OPDRACHT 1: Zet de alinea in de leestekst die begint met "De Stuka werd geboren" om in een beknopte opsomming, met behoud van de belangrijkste feiten.
OPDRACHT 2: Schrijf uit de gegevens alles letterlijk over, van het begin tot en met de regel die "- document-body: [225, 153, 1503, 2043]" bevat.

Elke zondag op de KIJK-site: een legendarische gebeurtenis of een opmerkelijk vliegtuig uit de luchtvaartgeschiedenis. Deze keer: de gevreesde Stuka.
In mei en juni 1940 gierde hij in zwermen boven Nederland, België en Frankrijk door het luchtruim. Geen ander vliegtuig speelde zo’n grote rol in Adolf Hitlers Blitzkrieg-tactiek als de Ju 87, beter bekend als de Stuka. Geen ander vliegtuig ook symboliseerde zo de agressiviteit van het nationaal-socialisme. Je zou de Stuka, met zijn opvallend hoekige vleugels, zelfs als een vliegend hakenkruis kunnen zien. Maar als het aan bepaalde mensen binnen de Luftwaffe had gelegen, was deze duikbommenwerper er nooit gekomen.
Geheime luchtmacht
De Stuka werd geboren in een tijd dat Duitsland vanwege het verdrag van Versailles slechts op beperkte schaal militaire activiteiten mocht ontplooien. Een luchtmacht was zelfs helemaal verboden. De nazi’s, die begin 1933 aan de macht kwamen, trokken zich daar niets van aan. Allerlei vliegtuigfabrikanten kregen opdracht om gevechtstoestellen te ontwikkelen, waaronder duikbommenwerpers.

AANGELEVERDE GEGEVENS:
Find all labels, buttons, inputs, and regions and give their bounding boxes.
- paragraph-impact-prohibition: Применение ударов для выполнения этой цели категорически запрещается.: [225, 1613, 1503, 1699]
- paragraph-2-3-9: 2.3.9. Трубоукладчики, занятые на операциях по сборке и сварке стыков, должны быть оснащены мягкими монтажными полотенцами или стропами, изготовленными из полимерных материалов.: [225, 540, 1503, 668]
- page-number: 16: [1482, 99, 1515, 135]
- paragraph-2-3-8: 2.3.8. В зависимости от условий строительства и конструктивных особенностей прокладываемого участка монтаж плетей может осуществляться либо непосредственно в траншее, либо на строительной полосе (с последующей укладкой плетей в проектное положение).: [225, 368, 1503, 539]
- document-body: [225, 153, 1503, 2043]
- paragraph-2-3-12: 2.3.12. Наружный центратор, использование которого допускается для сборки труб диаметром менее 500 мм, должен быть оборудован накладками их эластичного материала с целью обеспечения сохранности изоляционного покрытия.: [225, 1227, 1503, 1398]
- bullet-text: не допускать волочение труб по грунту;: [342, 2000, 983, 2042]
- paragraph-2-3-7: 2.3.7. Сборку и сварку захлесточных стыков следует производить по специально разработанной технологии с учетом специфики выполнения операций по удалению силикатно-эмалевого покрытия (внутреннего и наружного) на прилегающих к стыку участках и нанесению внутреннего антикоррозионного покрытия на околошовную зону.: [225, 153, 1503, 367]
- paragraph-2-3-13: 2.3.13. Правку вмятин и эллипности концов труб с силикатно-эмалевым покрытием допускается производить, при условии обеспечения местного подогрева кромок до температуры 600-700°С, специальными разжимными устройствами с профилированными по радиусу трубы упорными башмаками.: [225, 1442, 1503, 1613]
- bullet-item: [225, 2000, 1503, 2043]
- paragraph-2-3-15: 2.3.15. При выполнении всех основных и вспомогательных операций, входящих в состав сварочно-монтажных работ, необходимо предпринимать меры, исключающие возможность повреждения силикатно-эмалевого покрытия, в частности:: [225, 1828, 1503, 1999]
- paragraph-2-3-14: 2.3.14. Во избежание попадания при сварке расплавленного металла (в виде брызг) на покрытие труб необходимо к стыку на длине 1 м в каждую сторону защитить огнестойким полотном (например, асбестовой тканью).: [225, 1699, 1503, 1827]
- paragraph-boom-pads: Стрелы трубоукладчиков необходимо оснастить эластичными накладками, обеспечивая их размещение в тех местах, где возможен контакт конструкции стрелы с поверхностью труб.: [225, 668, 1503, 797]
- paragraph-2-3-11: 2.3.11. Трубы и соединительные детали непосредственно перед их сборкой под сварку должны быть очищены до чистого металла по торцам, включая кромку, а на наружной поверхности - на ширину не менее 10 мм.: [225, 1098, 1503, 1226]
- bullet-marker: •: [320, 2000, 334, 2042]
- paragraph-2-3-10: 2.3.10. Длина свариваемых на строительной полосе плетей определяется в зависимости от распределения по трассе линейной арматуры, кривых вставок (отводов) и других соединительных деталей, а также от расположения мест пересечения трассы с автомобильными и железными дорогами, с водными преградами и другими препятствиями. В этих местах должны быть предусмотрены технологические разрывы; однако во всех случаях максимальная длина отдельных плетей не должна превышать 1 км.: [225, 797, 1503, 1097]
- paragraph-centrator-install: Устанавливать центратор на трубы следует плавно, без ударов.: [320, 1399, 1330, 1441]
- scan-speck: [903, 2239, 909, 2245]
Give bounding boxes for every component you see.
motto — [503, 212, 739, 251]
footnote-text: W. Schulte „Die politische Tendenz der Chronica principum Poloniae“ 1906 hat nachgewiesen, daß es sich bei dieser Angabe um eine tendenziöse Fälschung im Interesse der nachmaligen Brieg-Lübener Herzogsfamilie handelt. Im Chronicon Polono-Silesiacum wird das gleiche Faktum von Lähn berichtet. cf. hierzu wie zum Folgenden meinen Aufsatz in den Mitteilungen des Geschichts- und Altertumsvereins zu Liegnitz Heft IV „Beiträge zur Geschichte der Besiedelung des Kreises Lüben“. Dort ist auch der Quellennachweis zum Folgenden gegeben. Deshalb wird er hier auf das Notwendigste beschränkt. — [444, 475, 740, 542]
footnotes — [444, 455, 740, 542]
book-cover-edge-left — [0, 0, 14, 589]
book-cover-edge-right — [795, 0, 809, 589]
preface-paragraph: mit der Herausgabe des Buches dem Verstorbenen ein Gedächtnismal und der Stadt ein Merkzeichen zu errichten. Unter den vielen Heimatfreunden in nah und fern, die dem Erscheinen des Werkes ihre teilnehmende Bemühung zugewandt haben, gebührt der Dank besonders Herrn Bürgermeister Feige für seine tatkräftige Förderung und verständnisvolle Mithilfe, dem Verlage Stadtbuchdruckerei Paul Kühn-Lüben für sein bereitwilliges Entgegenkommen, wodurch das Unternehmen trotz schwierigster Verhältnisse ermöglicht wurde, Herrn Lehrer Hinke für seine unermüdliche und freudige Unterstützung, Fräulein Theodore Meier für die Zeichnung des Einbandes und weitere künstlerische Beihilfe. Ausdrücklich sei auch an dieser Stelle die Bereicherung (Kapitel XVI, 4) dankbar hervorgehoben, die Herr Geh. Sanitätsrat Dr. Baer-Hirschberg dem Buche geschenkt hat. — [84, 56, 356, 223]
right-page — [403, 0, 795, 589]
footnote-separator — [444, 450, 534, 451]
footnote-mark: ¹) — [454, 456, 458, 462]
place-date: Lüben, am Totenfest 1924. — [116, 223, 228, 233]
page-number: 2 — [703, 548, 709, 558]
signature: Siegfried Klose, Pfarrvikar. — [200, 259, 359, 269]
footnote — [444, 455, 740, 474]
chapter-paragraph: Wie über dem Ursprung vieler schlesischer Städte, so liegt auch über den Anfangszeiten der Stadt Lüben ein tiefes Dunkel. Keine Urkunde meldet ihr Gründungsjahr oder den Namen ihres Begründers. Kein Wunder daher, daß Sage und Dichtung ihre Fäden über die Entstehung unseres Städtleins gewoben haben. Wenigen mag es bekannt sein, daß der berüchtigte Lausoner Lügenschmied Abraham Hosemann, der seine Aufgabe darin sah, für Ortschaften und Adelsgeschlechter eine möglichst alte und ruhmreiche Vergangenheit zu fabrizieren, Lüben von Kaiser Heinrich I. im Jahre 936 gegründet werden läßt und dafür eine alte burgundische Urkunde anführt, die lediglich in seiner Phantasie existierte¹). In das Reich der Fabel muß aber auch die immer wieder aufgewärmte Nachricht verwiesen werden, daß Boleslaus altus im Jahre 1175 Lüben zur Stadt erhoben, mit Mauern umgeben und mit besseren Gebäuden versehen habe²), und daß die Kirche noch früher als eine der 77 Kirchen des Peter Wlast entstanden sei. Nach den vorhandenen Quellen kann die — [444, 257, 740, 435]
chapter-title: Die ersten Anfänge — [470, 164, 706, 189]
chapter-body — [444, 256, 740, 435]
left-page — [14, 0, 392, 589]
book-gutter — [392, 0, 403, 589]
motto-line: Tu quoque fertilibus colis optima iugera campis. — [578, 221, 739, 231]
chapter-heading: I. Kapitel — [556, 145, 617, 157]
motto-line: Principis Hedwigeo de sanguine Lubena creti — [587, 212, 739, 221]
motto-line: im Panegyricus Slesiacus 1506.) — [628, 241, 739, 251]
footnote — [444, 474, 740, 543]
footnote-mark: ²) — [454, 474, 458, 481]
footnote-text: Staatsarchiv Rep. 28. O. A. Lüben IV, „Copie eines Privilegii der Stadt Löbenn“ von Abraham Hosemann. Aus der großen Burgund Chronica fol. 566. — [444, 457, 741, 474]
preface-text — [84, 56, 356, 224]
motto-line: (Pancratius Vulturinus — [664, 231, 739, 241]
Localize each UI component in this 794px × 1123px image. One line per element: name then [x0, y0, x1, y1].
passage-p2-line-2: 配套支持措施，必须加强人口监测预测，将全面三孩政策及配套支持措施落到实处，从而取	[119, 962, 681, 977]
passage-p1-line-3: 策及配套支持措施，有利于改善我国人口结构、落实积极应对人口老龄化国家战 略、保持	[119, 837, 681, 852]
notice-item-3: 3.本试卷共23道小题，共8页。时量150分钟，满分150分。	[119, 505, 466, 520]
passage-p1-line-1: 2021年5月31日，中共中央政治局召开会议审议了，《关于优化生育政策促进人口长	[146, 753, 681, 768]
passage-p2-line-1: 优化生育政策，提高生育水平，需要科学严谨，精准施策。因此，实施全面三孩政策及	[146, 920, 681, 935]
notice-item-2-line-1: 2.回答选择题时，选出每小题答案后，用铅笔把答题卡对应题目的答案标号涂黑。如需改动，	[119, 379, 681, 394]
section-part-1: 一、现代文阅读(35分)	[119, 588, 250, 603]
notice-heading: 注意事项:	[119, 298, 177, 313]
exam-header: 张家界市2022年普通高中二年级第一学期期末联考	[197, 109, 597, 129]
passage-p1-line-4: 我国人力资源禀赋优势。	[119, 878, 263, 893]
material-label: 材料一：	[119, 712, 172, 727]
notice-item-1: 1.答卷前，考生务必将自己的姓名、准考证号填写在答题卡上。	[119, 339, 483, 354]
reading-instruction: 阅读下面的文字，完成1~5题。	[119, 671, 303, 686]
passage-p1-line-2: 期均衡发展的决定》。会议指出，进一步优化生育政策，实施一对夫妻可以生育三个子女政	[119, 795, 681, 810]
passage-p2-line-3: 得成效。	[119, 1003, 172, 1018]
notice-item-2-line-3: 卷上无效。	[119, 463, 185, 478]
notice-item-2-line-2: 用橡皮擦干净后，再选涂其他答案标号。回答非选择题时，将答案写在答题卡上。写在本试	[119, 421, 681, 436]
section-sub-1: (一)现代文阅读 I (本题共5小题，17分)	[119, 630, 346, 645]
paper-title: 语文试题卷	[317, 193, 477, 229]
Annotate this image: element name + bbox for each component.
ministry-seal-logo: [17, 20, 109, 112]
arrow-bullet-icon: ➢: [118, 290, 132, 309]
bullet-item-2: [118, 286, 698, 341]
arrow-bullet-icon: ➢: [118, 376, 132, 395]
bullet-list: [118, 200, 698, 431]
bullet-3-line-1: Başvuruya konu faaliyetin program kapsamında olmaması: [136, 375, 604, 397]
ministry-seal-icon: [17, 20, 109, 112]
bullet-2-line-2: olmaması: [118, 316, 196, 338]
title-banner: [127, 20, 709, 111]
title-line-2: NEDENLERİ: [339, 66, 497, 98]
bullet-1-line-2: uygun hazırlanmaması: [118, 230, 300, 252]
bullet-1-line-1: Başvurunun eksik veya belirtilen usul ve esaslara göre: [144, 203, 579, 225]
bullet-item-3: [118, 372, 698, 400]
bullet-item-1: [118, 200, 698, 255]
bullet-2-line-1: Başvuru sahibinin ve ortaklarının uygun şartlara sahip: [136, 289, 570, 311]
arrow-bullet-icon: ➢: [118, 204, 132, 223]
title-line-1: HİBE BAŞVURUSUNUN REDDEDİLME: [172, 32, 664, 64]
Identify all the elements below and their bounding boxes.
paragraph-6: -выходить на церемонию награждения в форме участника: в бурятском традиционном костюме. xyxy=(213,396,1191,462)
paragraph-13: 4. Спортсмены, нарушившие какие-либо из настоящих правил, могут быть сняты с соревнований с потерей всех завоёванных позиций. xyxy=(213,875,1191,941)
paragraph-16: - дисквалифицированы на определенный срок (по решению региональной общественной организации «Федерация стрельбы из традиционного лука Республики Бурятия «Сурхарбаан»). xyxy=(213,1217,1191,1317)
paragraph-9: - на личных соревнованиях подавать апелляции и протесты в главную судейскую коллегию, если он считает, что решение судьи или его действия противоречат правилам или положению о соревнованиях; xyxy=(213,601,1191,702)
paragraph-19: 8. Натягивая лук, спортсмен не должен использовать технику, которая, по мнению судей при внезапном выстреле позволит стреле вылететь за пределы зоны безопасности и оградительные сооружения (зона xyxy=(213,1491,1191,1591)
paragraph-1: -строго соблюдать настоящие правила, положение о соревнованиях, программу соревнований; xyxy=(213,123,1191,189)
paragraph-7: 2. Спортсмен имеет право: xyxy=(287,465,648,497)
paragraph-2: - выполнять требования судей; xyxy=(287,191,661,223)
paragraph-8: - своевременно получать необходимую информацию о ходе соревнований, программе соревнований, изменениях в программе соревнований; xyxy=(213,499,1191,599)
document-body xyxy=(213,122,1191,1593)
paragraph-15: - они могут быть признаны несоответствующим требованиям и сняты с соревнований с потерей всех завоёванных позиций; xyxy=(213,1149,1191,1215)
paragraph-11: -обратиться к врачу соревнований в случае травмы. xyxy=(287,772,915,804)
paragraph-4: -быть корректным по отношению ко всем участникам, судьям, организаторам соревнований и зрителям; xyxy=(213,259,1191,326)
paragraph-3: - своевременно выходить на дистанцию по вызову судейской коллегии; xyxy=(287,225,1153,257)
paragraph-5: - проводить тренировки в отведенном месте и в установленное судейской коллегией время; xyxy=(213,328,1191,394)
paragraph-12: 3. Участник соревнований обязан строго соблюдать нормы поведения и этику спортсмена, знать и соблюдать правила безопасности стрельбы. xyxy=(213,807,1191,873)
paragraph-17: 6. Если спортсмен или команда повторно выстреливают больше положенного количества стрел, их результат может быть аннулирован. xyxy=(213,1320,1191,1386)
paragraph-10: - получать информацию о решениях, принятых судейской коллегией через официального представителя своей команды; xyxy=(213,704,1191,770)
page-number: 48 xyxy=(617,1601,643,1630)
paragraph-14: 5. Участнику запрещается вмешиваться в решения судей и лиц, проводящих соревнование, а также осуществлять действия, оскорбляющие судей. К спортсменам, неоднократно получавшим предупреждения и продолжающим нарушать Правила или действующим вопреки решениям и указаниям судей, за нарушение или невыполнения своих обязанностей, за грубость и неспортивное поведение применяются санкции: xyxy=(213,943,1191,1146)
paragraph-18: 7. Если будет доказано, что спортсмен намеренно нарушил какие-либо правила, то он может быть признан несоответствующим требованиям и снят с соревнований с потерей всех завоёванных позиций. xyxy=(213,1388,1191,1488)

UITWERKING 1:
- De Stuka ontstond in een tijd dat Duitsland door het verdrag van Versailles maar beperkt militair actief mocht zijn.
- Een luchtmacht was zelfs helemaal verboden.
- De nazi's kwamen begin 1933 aan de macht en trokken zich daar niets van aan.
- Vliegtuigfabrikanten kregen opdracht gevechtstoestellen te ontwikkelen, waaronder duikbommenwerpers.

UITWERKING 2:
Find all labels, buttons, inputs, and regions and give their bounding boxes.
- paragraph-impact-prohibition: Применение ударов для выполнения этой цели категорически запрещается.: [225, 1613, 1503, 1699]
- paragraph-2-3-9: 2.3.9. Трубоукладчики, занятые на операциях по сборке и сварке стыков, должны быть оснащены мягкими монтажными полотенцами или стропами, изготовленными из полимерных материалов.: [225, 540, 1503, 668]
- page-number: 16: [1482, 99, 1515, 135]
- paragraph-2-3-8: 2.3.8. В зависимости от условий строительства и конструктивных особенностей прокладываемого участка монтаж плетей может осуществляться либо непосредственно в траншее, либо на строительной полосе (с последующей укладкой плетей в проектное положение).: [225, 368, 1503, 539]
- document-body: [225, 153, 1503, 2043]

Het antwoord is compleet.